## begin

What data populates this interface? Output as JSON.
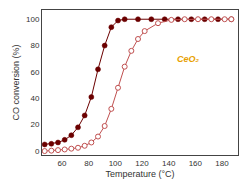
{
  "chart_data": {
    "type": "line",
    "xlabel": "Temperature (°C)",
    "ylabel": "CO conversion (%)",
    "xlim": [
      45,
      192
    ],
    "ylim": [
      -3,
      107
    ],
    "xticks": [
      60,
      80,
      100,
      120,
      140,
      160,
      180
    ],
    "yticks": [
      0,
      20,
      40,
      60,
      80,
      100
    ],
    "grid": false,
    "series": [
      {
        "x": [
          47,
          52,
          57,
          62,
          67,
          72,
          77,
          82,
          87,
          92,
          97,
          102,
          107,
          117,
          127,
          137,
          147,
          157,
          167,
          177,
          187
        ],
        "values": [
          5.0,
          5.5,
          6.5,
          8.5,
          12,
          18,
          27,
          41,
          62,
          80,
          94,
          99,
          100,
          100,
          100,
          100,
          100,
          100,
          100,
          100,
          100
        ],
        "color": "#6B0000",
        "marker": "circle"
      },
      {
        "x": [
          47,
          52,
          57,
          62,
          67,
          72,
          77,
          82,
          87,
          92,
          97,
          102,
          107,
          112,
          117,
          122,
          132,
          142,
          152,
          162,
          172,
          182,
          187
        ],
        "values": [
          0,
          0.3,
          0.7,
          1.2,
          1.8,
          2.5,
          4,
          6.5,
          11,
          19,
          32,
          48,
          64,
          76,
          85,
          91,
          97,
          99.5,
          100,
          100,
          100,
          100,
          100
        ],
        "color": "#C05050",
        "marker": "circle-open"
      }
    ],
    "annotations": [
      {
        "text": "CeO₂",
        "x": 155,
        "y": 70,
        "color": "#E8A000"
      }
    ]
  }
}
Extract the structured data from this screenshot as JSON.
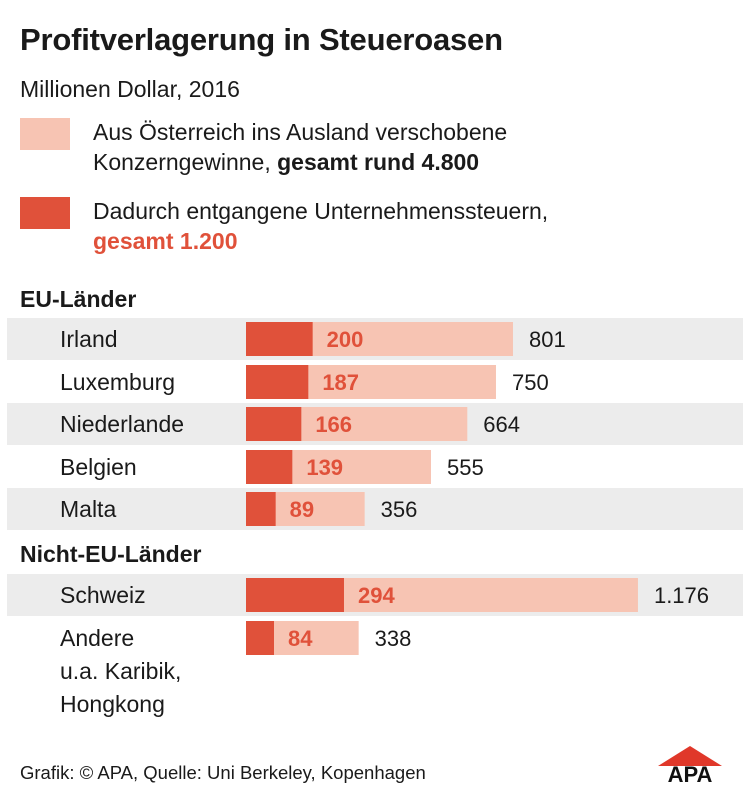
{
  "title": "Profitverlagerung in Steueroasen",
  "subtitle": "Millionen Dollar, 2016",
  "legend": {
    "profit_line1": "Aus Österreich ins Ausland verschobene",
    "profit_line2_prefix": "Konzerngewinne, ",
    "profit_line2_bold": "gesamt rund 4.800",
    "tax_line1": "Dadurch entgangene Unternehmenssteuern,",
    "tax_line2": "gesamt 1.200"
  },
  "colors": {
    "profit": "#f7c4b3",
    "tax": "#e0513a",
    "row_bg": "#ececec"
  },
  "sections": {
    "eu": "EU-Länder",
    "non_eu": "Nicht-EU-Länder"
  },
  "footer": "Grafik: © APA, Quelle: Uni Berkeley, Kopenhagen",
  "logo_text": "APA",
  "chart_data": {
    "type": "bar",
    "orientation": "horizontal",
    "unit": "Millionen Dollar",
    "groups": [
      {
        "name": "EU-Länder",
        "rows": [
          {
            "label": [
              "Irland"
            ],
            "profit": 801,
            "profit_label": "801",
            "tax": 200,
            "tax_label": "200"
          },
          {
            "label": [
              "Luxemburg"
            ],
            "profit": 750,
            "profit_label": "750",
            "tax": 187,
            "tax_label": "187"
          },
          {
            "label": [
              "Niederlande"
            ],
            "profit": 664,
            "profit_label": "664",
            "tax": 166,
            "tax_label": "166"
          },
          {
            "label": [
              "Belgien"
            ],
            "profit": 555,
            "profit_label": "555",
            "tax": 139,
            "tax_label": "139"
          },
          {
            "label": [
              "Malta"
            ],
            "profit": 356,
            "profit_label": "356",
            "tax": 89,
            "tax_label": "89"
          }
        ]
      },
      {
        "name": "Nicht-EU-Länder",
        "rows": [
          {
            "label": [
              "Schweiz"
            ],
            "profit": 1176,
            "profit_label": "1.176",
            "tax": 294,
            "tax_label": "294"
          },
          {
            "label": [
              "Andere",
              "u.a. Karibik,",
              "Hongkong"
            ],
            "profit": 338,
            "profit_label": "338",
            "tax": 84,
            "tax_label": "84"
          }
        ]
      }
    ]
  }
}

## end

EXERCISE AIM
Count every line in the preceding entries where the string "Dollar" appears, then state only the total.

RIGHT ANSWER
2